• [OBJECTIVE]:
Copy out the listing that follows exactly, dropping every picture.

• [SUPPLIED MATERIAL]:
* * * * * * *

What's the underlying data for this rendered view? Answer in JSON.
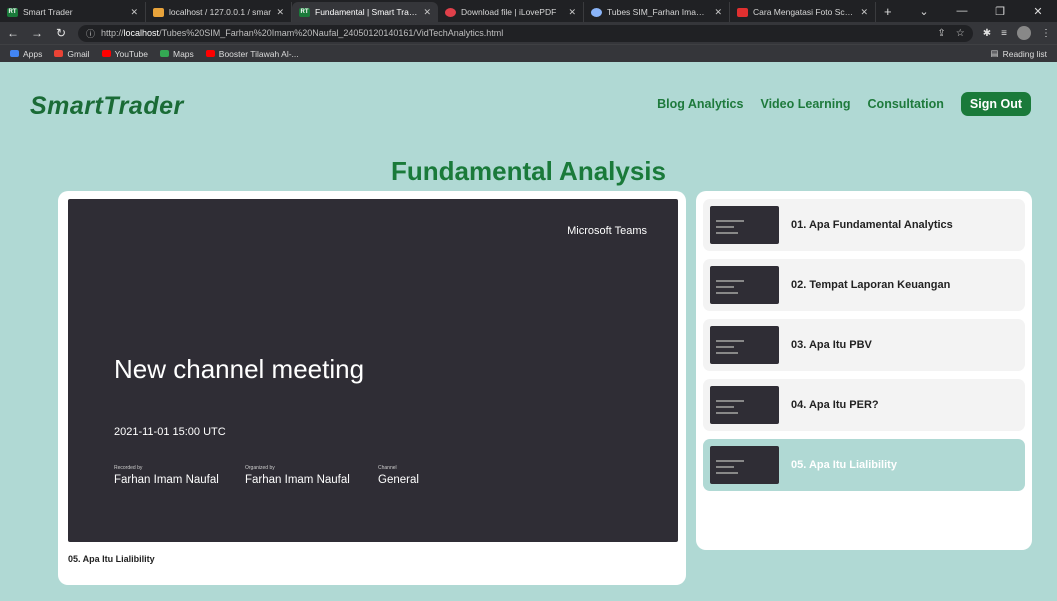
{
  "browser": {
    "tabs": [
      {
        "title": "Smart Trader",
        "fav": "RT",
        "color": "#1a7a3a",
        "active": false
      },
      {
        "title": "localhost / 127.0.0.1 / smar",
        "fav": "",
        "color": "#e8a33b",
        "active": false
      },
      {
        "title": "Fundamental | Smart Trader",
        "fav": "RT",
        "color": "#1a7a3a",
        "active": true
      },
      {
        "title": "Download file | iLovePDF",
        "fav": "",
        "color": "#e0404a",
        "active": false
      },
      {
        "title": "Tubes SIM_Farhan Imam N",
        "fav": "",
        "color": "#8ab4f8",
        "active": false
      },
      {
        "title": "Cara Mengatasi Foto Scree",
        "fav": "",
        "color": "#e03030",
        "active": false
      }
    ],
    "url_prefix": "http://",
    "url_host": "localhost",
    "url_path": "/Tubes%20SIM_Farhan%20Imam%20Naufal_24050120140161/VidTechAnalytics.html",
    "bookmarks": [
      {
        "label": "Apps",
        "color": "#4285f4"
      },
      {
        "label": "Gmail",
        "color": "#ea4335"
      },
      {
        "label": "YouTube",
        "color": "#ff0000"
      },
      {
        "label": "Maps",
        "color": "#34a853"
      },
      {
        "label": "Booster Tilawah Al-...",
        "color": "#ff0000"
      }
    ],
    "reading_list": "Reading list"
  },
  "site": {
    "logo": "SmartTrader",
    "nav": [
      "Blog Analytics",
      "Video Learning",
      "Consultation"
    ],
    "signout": "Sign Out"
  },
  "heading": "Fundamental Analysis",
  "video": {
    "app": "Microsoft Teams",
    "meeting_title": "New channel meeting",
    "date": "2021-11-01 15:00 UTC",
    "meta": [
      {
        "label": "Recorded by",
        "value": "Farhan Imam Naufal"
      },
      {
        "label": "Organized by",
        "value": "Farhan Imam Naufal"
      },
      {
        "label": "Channel",
        "value": "General"
      }
    ],
    "caption": "05. Apa Itu Lialibility"
  },
  "playlist": [
    {
      "title": "01. Apa Fundamental Analytics",
      "active": false
    },
    {
      "title": "02. Tempat Laporan Keuangan",
      "active": false
    },
    {
      "title": "03. Apa Itu PBV",
      "active": false
    },
    {
      "title": "04. Apa Itu PER?",
      "active": false
    },
    {
      "title": "05. Apa Itu Lialibility",
      "active": true
    }
  ]
}
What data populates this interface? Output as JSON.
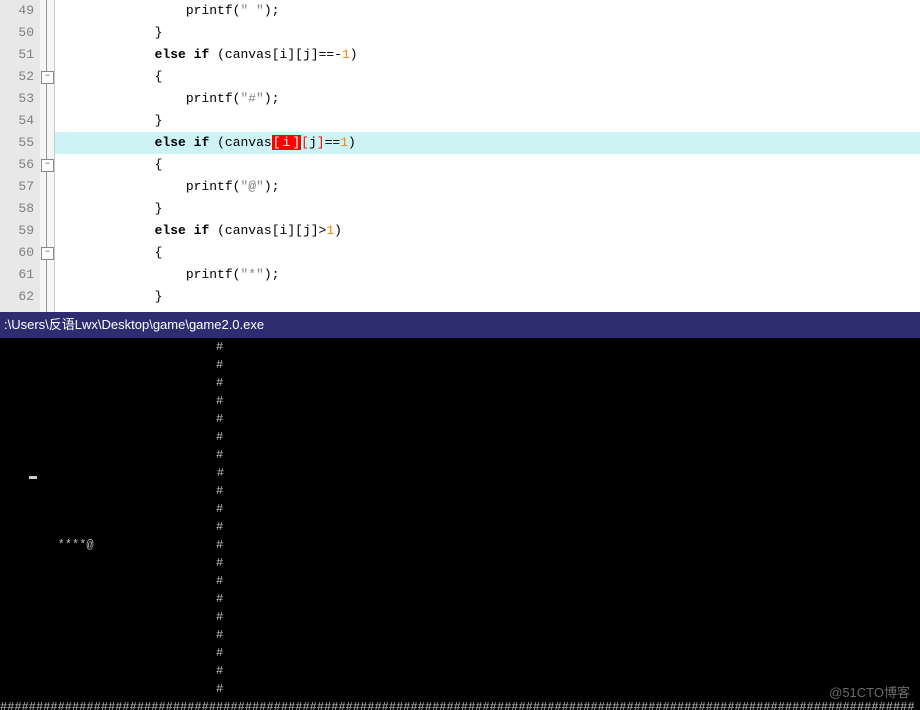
{
  "editor": {
    "lines": [
      {
        "num": "49",
        "indent": "                ",
        "tokens": [
          {
            "t": "fn",
            "v": "printf"
          },
          {
            "t": "paren",
            "v": "("
          },
          {
            "t": "str",
            "v": "\" \""
          },
          {
            "t": "paren",
            "v": ")"
          },
          {
            "t": "op",
            "v": ";"
          }
        ]
      },
      {
        "num": "50",
        "indent": "            ",
        "tokens": [
          {
            "t": "brace",
            "v": "}"
          }
        ]
      },
      {
        "num": "51",
        "indent": "            ",
        "tokens": [
          {
            "t": "kw",
            "v": "else"
          },
          {
            "t": "sp",
            "v": " "
          },
          {
            "t": "kw",
            "v": "if"
          },
          {
            "t": "sp",
            "v": " "
          },
          {
            "t": "paren",
            "v": "("
          },
          {
            "t": "ident",
            "v": "canvas"
          },
          {
            "t": "op",
            "v": "["
          },
          {
            "t": "ident",
            "v": "i"
          },
          {
            "t": "op",
            "v": "]["
          },
          {
            "t": "ident",
            "v": "j"
          },
          {
            "t": "op",
            "v": "]"
          },
          {
            "t": "op",
            "v": "==-"
          },
          {
            "t": "num",
            "v": "1"
          },
          {
            "t": "paren",
            "v": ")"
          }
        ]
      },
      {
        "num": "52",
        "indent": "            ",
        "fold": true,
        "tokens": [
          {
            "t": "brace",
            "v": "{"
          }
        ]
      },
      {
        "num": "53",
        "indent": "                ",
        "tokens": [
          {
            "t": "fn",
            "v": "printf"
          },
          {
            "t": "paren",
            "v": "("
          },
          {
            "t": "str",
            "v": "\"#\""
          },
          {
            "t": "paren",
            "v": ")"
          },
          {
            "t": "op",
            "v": ";"
          }
        ]
      },
      {
        "num": "54",
        "indent": "            ",
        "tokens": [
          {
            "t": "brace",
            "v": "}"
          }
        ]
      },
      {
        "num": "55",
        "indent": "            ",
        "hl": true,
        "tokens": [
          {
            "t": "kw",
            "v": "else"
          },
          {
            "t": "sp",
            "v": " "
          },
          {
            "t": "kw",
            "v": "if"
          },
          {
            "t": "sp",
            "v": " "
          },
          {
            "t": "paren",
            "v": "("
          },
          {
            "t": "ident",
            "v": "canvas"
          },
          {
            "t": "selopen",
            "v": "["
          },
          {
            "t": "selin",
            "v": "i"
          },
          {
            "t": "selclose",
            "v": "]"
          },
          {
            "t": "red",
            "v": "["
          },
          {
            "t": "ident",
            "v": "j"
          },
          {
            "t": "red",
            "v": "]"
          },
          {
            "t": "op",
            "v": "=="
          },
          {
            "t": "num",
            "v": "1"
          },
          {
            "t": "paren",
            "v": ")"
          }
        ]
      },
      {
        "num": "56",
        "indent": "            ",
        "fold": true,
        "tokens": [
          {
            "t": "brace",
            "v": "{"
          }
        ]
      },
      {
        "num": "57",
        "indent": "                ",
        "tokens": [
          {
            "t": "fn",
            "v": "printf"
          },
          {
            "t": "paren",
            "v": "("
          },
          {
            "t": "str",
            "v": "\"@\""
          },
          {
            "t": "paren",
            "v": ")"
          },
          {
            "t": "op",
            "v": ";"
          }
        ]
      },
      {
        "num": "58",
        "indent": "            ",
        "tokens": [
          {
            "t": "brace",
            "v": "}"
          }
        ]
      },
      {
        "num": "59",
        "indent": "            ",
        "tokens": [
          {
            "t": "kw",
            "v": "else"
          },
          {
            "t": "sp",
            "v": " "
          },
          {
            "t": "kw",
            "v": "if"
          },
          {
            "t": "sp",
            "v": " "
          },
          {
            "t": "paren",
            "v": "("
          },
          {
            "t": "ident",
            "v": "canvas"
          },
          {
            "t": "op",
            "v": "["
          },
          {
            "t": "ident",
            "v": "i"
          },
          {
            "t": "op",
            "v": "]["
          },
          {
            "t": "ident",
            "v": "j"
          },
          {
            "t": "op",
            "v": "]>"
          },
          {
            "t": "num",
            "v": "1"
          },
          {
            "t": "paren",
            "v": ")"
          }
        ]
      },
      {
        "num": "60",
        "indent": "            ",
        "fold": true,
        "tokens": [
          {
            "t": "brace",
            "v": "{"
          }
        ]
      },
      {
        "num": "61",
        "indent": "                ",
        "tokens": [
          {
            "t": "fn",
            "v": "printf"
          },
          {
            "t": "paren",
            "v": "("
          },
          {
            "t": "str",
            "v": "\"*\""
          },
          {
            "t": "paren",
            "v": ")"
          },
          {
            "t": "op",
            "v": ";"
          }
        ]
      },
      {
        "num": "62",
        "indent": "            ",
        "tokens": [
          {
            "t": "brace",
            "v": "}"
          }
        ]
      }
    ]
  },
  "console": {
    "title": ":\\Users\\反语Lwx\\Desktop\\game\\game2.0.exe",
    "wall_col": 30,
    "wall_char": "#",
    "rows": 20,
    "cursor_row": 7,
    "cursor_col": 4,
    "snake": {
      "row": 11,
      "text": "        ****@"
    },
    "bottom_row": "###############################################################################################################################"
  },
  "watermark": "@51CTO博客"
}
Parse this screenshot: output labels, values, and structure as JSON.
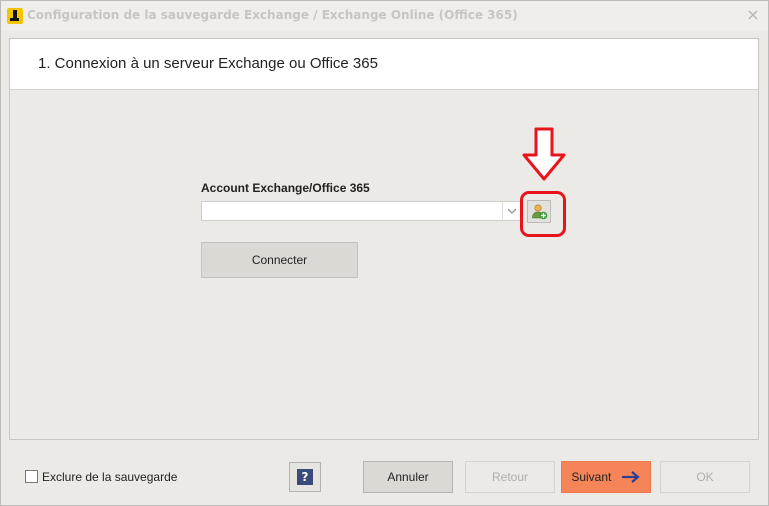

* * * * * * *

• [COMPLETED TASK]:
What's the underlying data for this rendered view? Answer in JSON.
{
  "browser": {
    "tabs": [
      {
        "title": "Smart Trader",
        "fav": "RT",
        "color": "#1a7a3a",
        "active": false
      },
      {
        "title": "localhost / 127.0.0.1 / smar",
        "fav": "",
        "color": "#e8a33b",
        "active": false
      },
      {
        "title": "Fundamental | Smart Trader",
        "fav": "RT",
        "color": "#1a7a3a",
        "active": true
      },
      {
        "title": "Download file | iLovePDF",
        "fav": "",
        "color": "#e0404a",
        "active": false
      },
      {
        "title": "Tubes SIM_Farhan Imam N",
        "fav": "",
        "color": "#8ab4f8",
        "active": false
      },
      {
        "title": "Cara Mengatasi Foto Scree",
        "fav": "",
        "color": "#e03030",
        "active": false
      }
    ],
    "url_prefix": "http://",
    "url_host": "localhost",
    "url_path": "/Tubes%20SIM_Farhan%20Imam%20Naufal_24050120140161/VidTechAnalytics.html",
    "bookmarks": [
      {
        "label": "Apps",
        "color": "#4285f4"
      },
      {
        "label": "Gmail",
        "color": "#ea4335"
      },
      {
        "label": "YouTube",
        "color": "#ff0000"
      },
      {
        "label": "Maps",
        "color": "#34a853"
      },
      {
        "label": "Booster Tilawah Al-...",
        "color": "#ff0000"
      }
    ],
    "reading_list": "Reading list"
  },
  "site": {
    "logo": "SmartTrader",
    "nav": [
      "Blog Analytics",
      "Video Learning",
      "Consultation"
    ],
    "signout": "Sign Out"
  },
  "heading": "Fundamental Analysis",
  "video": {
    "app": "Microsoft Teams",
    "meeting_title": "New channel meeting",
    "date": "2021-11-01 15:00 UTC",
    "meta": [
      {
        "label": "Recorded by",
        "value": "Farhan Imam Naufal"
      },
      {
        "label": "Organized by",
        "value": "Farhan Imam Naufal"
      },
      {
        "label": "Channel",
        "value": "General"
      }
    ],
    "caption": "05. Apa Itu Lialibility"
  },
  "playlist": [
    {
      "title": "01. Apa Fundamental Analytics",
      "active": false
    },
    {
      "title": "02. Tempat Laporan Keuangan",
      "active": false
    },
    {
      "title": "03. Apa Itu PBV",
      "active": false
    },
    {
      "title": "04. Apa Itu PER?",
      "active": false
    },
    {
      "title": "05. Apa Itu Lialibility",
      "active": true
    }
  ]
}
What data populates this interface? Output as JSON.
{
  "editor": {
    "lines": [
      {
        "num": "49",
        "indent": "                ",
        "tokens": [
          {
            "t": "fn",
            "v": "printf"
          },
          {
            "t": "paren",
            "v": "("
          },
          {
            "t": "str",
            "v": "\" \""
          },
          {
            "t": "paren",
            "v": ")"
          },
          {
            "t": "op",
            "v": ";"
          }
        ]
      },
      {
        "num": "50",
        "indent": "            ",
        "tokens": [
          {
            "t": "brace",
            "v": "}"
          }
        ]
      },
      {
        "num": "51",
        "indent": "            ",
        "tokens": [
          {
            "t": "kw",
            "v": "else"
          },
          {
            "t": "sp",
            "v": " "
          },
          {
            "t": "kw",
            "v": "if"
          },
          {
            "t": "sp",
            "v": " "
          },
          {
            "t": "paren",
            "v": "("
          },
          {
            "t": "ident",
            "v": "canvas"
          },
          {
            "t": "op",
            "v": "["
          },
          {
            "t": "ident",
            "v": "i"
          },
          {
            "t": "op",
            "v": "]["
          },
          {
            "t": "ident",
            "v": "j"
          },
          {
            "t": "op",
            "v": "]"
          },
          {
            "t": "op",
            "v": "==-"
          },
          {
            "t": "num",
            "v": "1"
          },
          {
            "t": "paren",
            "v": ")"
          }
        ]
      },
      {
        "num": "52",
        "indent": "            ",
        "fold": true,
        "tokens": [
          {
            "t": "brace",
            "v": "{"
          }
        ]
      },
      {
        "num": "53",
        "indent": "                ",
        "tokens": [
          {
            "t": "fn",
            "v": "printf"
          },
          {
            "t": "paren",
            "v": "("
          },
          {
            "t": "str",
            "v": "\"#\""
          },
          {
            "t": "paren",
            "v": ")"
          },
          {
            "t": "op",
            "v": ";"
          }
        ]
      },
      {
        "num": "54",
        "indent": "            ",
        "tokens": [
          {
            "t": "brace",
            "v": "}"
          }
        ]
      },
      {
        "num": "55",
        "indent": "            ",
        "hl": true,
        "tokens": [
          {
            "t": "kw",
            "v": "else"
          },
          {
            "t": "sp",
            "v": " "
          },
          {
            "t": "kw",
            "v": "if"
          },
          {
            "t": "sp",
            "v": " "
          },
          {
            "t": "paren",
            "v": "("
          },
          {
            "t": "ident",
            "v": "canvas"
          },
          {
            "t": "selopen",
            "v": "["
          },
          {
            "t": "selin",
            "v": "i"
          },
          {
            "t": "selclose",
            "v": "]"
          },
          {
            "t": "red",
            "v": "["
          },
          {
            "t": "ident",
            "v": "j"
          },
          {
            "t": "red",
            "v": "]"
          },
          {
            "t": "op",
            "v": "=="
          },
          {
            "t": "num",
            "v": "1"
          },
          {
            "t": "paren",
            "v": ")"
          }
        ]
      },
      {
        "num": "56",
        "indent": "            ",
        "fold": true,
        "tokens": [
          {
            "t": "brace",
            "v": "{"
          }
        ]
      },
      {
        "num": "57",
        "indent": "                ",
        "tokens": [
          {
            "t": "fn",
            "v": "printf"
          },
          {
            "t": "paren",
            "v": "("
          },
          {
            "t": "str",
            "v": "\"@\""
          },
          {
            "t": "paren",
            "v": ")"
          },
          {
            "t": "op",
            "v": ";"
          }
        ]
      },
      {
        "num": "58",
        "indent": "            ",
        "tokens": [
          {
            "t": "brace",
            "v": "}"
          }
        ]
      },
      {
        "num": "59",
        "indent": "            ",
        "tokens": [
          {
            "t": "kw",
            "v": "else"
          },
          {
            "t": "sp",
            "v": " "
          },
          {
            "t": "kw",
            "v": "if"
          },
          {
            "t": "sp",
            "v": " "
          },
          {
            "t": "paren",
            "v": "("
          },
          {
            "t": "ident",
            "v": "canvas"
          },
          {
            "t": "op",
            "v": "["
          },
          {
            "t": "ident",
            "v": "i"
          },
          {
            "t": "op",
            "v": "]["
          },
          {
            "t": "ident",
            "v": "j"
          },
          {
            "t": "op",
            "v": "]>"
          },
          {
            "t": "num",
            "v": "1"
          },
          {
            "t": "paren",
            "v": ")"
          }
        ]
      },
      {
        "num": "60",
        "indent": "            ",
        "fold": true,
        "tokens": [
          {
            "t": "brace",
            "v": "{"
          }
        ]
      },
      {
        "num": "61",
        "indent": "                ",
        "tokens": [
          {
            "t": "fn",
            "v": "printf"
          },
          {
            "t": "paren",
            "v": "("
          },
          {
            "t": "str",
            "v": "\"*\""
          },
          {
            "t": "paren",
            "v": ")"
          },
          {
            "t": "op",
            "v": ";"
          }
        ]
      },
      {
        "num": "62",
        "indent": "            ",
        "tokens": [
          {
            "t": "brace",
            "v": "}"
          }
        ]
      }
    ]
  },
  "console": {
    "title": ":\\Users\\反语Lwx\\Desktop\\game\\game2.0.exe",
    "wall_col": 30,
    "wall_char": "#",
    "rows": 20,
    "cursor_row": 7,
    "cursor_col": 4,
    "snake": {
      "row": 11,
      "text": "        ****@"
    },
    "bottom_row": "###############################################################################################################################"
  },
  "watermark": "@51CTO博客"
}
Parse this screenshot: output labels, values, and structure as JSON.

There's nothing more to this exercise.